--- Begin Task material ---

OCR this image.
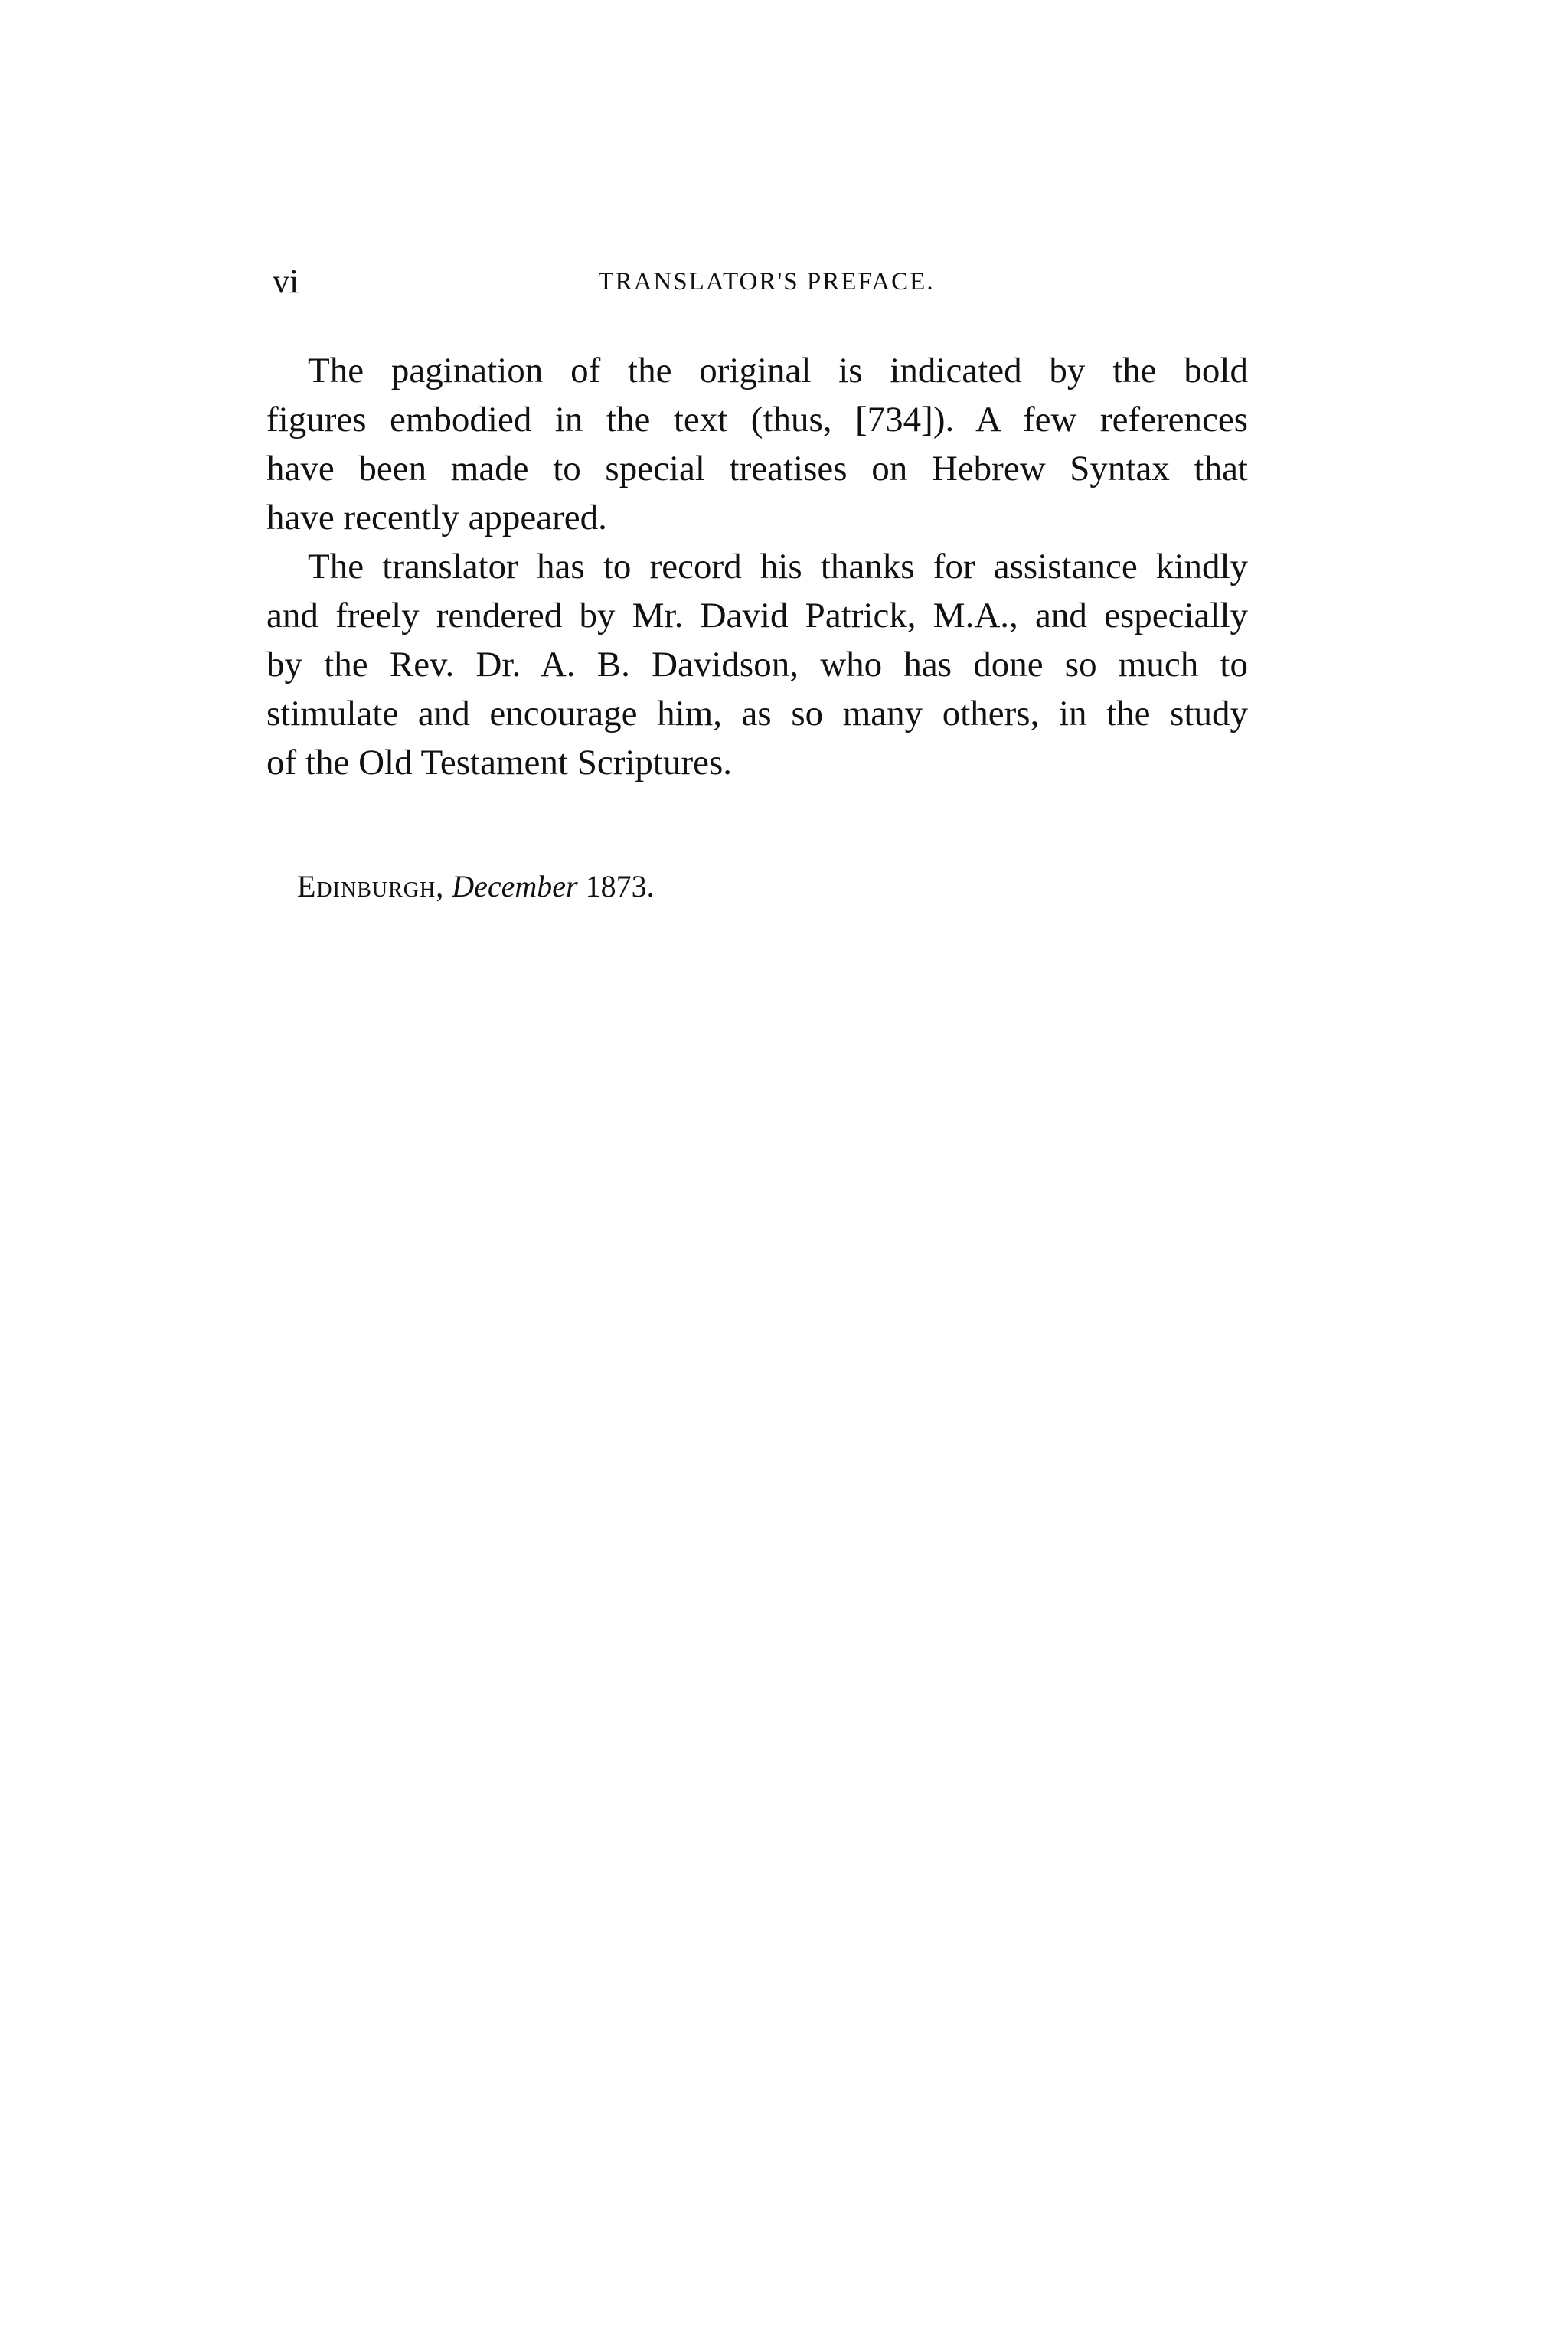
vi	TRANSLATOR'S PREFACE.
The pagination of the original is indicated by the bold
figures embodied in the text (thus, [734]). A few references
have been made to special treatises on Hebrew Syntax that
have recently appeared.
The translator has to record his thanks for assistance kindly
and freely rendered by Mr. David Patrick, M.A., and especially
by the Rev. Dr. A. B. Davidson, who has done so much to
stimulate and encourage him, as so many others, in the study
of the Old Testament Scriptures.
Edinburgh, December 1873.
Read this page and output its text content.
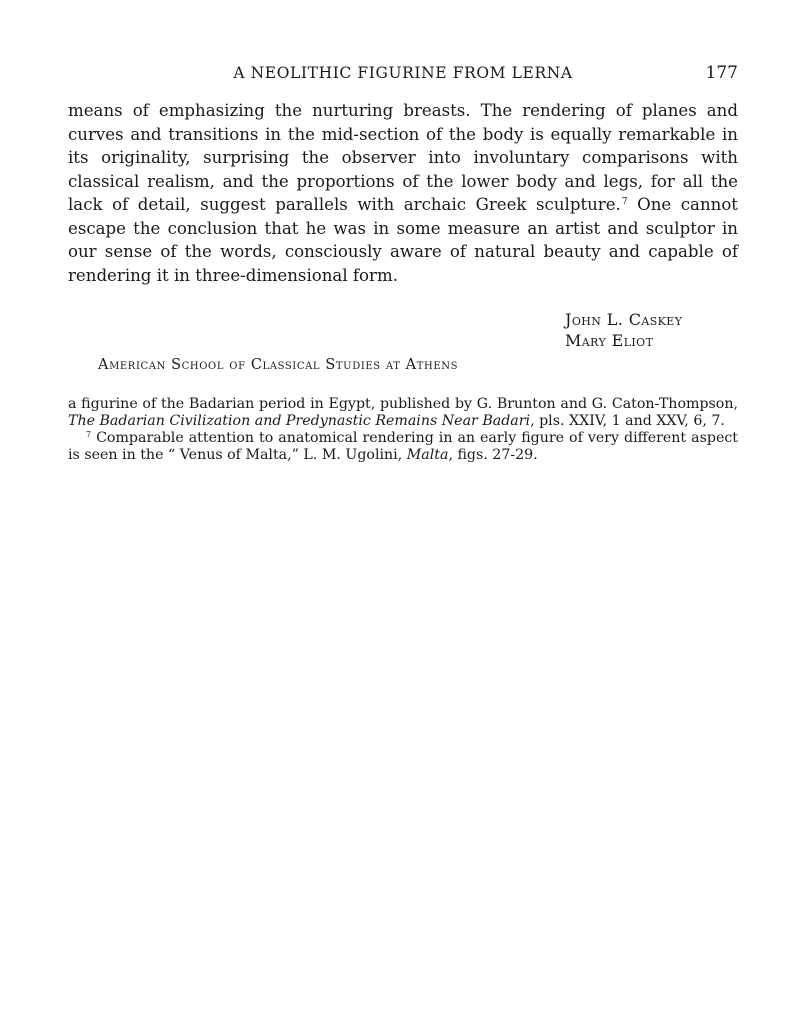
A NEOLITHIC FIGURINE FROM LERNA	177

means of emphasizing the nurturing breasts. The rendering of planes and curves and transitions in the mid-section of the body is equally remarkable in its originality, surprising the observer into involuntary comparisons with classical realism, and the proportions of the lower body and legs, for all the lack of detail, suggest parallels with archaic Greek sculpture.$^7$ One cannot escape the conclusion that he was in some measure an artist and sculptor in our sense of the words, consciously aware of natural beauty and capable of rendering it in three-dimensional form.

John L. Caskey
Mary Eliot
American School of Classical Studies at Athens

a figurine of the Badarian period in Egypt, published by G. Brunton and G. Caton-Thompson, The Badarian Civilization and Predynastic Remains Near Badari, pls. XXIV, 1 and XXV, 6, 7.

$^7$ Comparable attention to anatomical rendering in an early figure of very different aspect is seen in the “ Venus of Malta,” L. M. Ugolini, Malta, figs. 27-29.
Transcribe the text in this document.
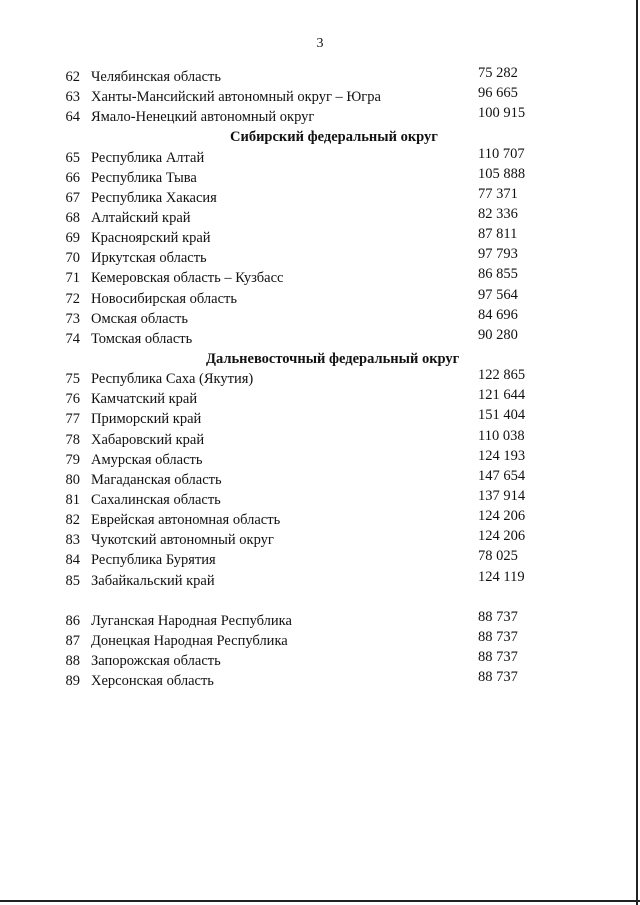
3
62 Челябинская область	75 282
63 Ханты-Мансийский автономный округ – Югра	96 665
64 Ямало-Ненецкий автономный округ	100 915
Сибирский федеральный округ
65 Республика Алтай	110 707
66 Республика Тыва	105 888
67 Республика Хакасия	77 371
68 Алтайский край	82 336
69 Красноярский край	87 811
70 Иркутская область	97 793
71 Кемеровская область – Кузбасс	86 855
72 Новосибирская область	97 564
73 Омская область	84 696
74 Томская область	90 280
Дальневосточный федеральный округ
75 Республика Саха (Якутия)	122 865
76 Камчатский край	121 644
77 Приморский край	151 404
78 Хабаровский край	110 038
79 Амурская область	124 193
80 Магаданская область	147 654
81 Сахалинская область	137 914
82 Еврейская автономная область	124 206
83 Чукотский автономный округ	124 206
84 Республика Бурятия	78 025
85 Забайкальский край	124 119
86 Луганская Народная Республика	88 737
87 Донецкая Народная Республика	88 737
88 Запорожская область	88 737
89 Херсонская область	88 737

--- End Task material ---

Repeat the data above exactly, but not the pictures.

OCR this image.
vi	TRANSLATOR'S PREFACE.
The pagination of the original is indicated by the bold
figures embodied in the text (thus, [734]). A few references
have been made to special treatises on Hebrew Syntax that
have recently appeared.
The translator has to record his thanks for assistance kindly
and freely rendered by Mr. David Patrick, M.A., and especially
by the Rev. Dr. A. B. Davidson, who has done so much to
stimulate and encourage him, as so many others, in the study
of the Old Testament Scriptures.
Edinburgh, December 1873.
Read this page and output its text content.
A NEOLITHIC FIGURINE FROM LERNA	177

means of emphasizing the nurturing breasts. The rendering of planes and curves and transitions in the mid-section of the body is equally remarkable in its originality, surprising the observer into involuntary comparisons with classical realism, and the proportions of the lower body and legs, for all the lack of detail, suggest parallels with archaic Greek sculpture.$^7$ One cannot escape the conclusion that he was in some measure an artist and sculptor in our sense of the words, consciously aware of natural beauty and capable of rendering it in three-dimensional form.

John L. Caskey
Mary Eliot
American School of Classical Studies at Athens

a figurine of the Badarian period in Egypt, published by G. Brunton and G. Caton-Thompson, The Badarian Civilization and Predynastic Remains Near Badari, pls. XXIV, 1 and XXV, 6, 7.

$^7$ Comparable attention to anatomical rendering in an early figure of very different aspect is seen in the “ Venus of Malta,” L. M. Ugolini, Malta, figs. 27-29.
Transcribe the text in this document.
3
62 Челябинская область	75 282
63 Ханты-Мансийский автономный округ – Югра	96 665
64 Ямало-Ненецкий автономный округ	100 915
Сибирский федеральный округ
65 Республика Алтай	110 707
66 Республика Тыва	105 888
67 Республика Хакасия	77 371
68 Алтайский край	82 336
69 Красноярский край	87 811
70 Иркутская область	97 793
71 Кемеровская область – Кузбасс	86 855
72 Новосибирская область	97 564
73 Омская область	84 696
74 Томская область	90 280
Дальневосточный федеральный округ
75 Республика Саха (Якутия)	122 865
76 Камчатский край	121 644
77 Приморский край	151 404
78 Хабаровский край	110 038
79 Амурская область	124 193
80 Магаданская область	147 654
81 Сахалинская область	137 914
82 Еврейская автономная область	124 206
83 Чукотский автономный округ	124 206
84 Республика Бурятия	78 025
85 Забайкальский край	124 119
86 Луганская Народная Республика	88 737
87 Донецкая Народная Республика	88 737
88 Запорожская область	88 737
89 Херсонская область	88 737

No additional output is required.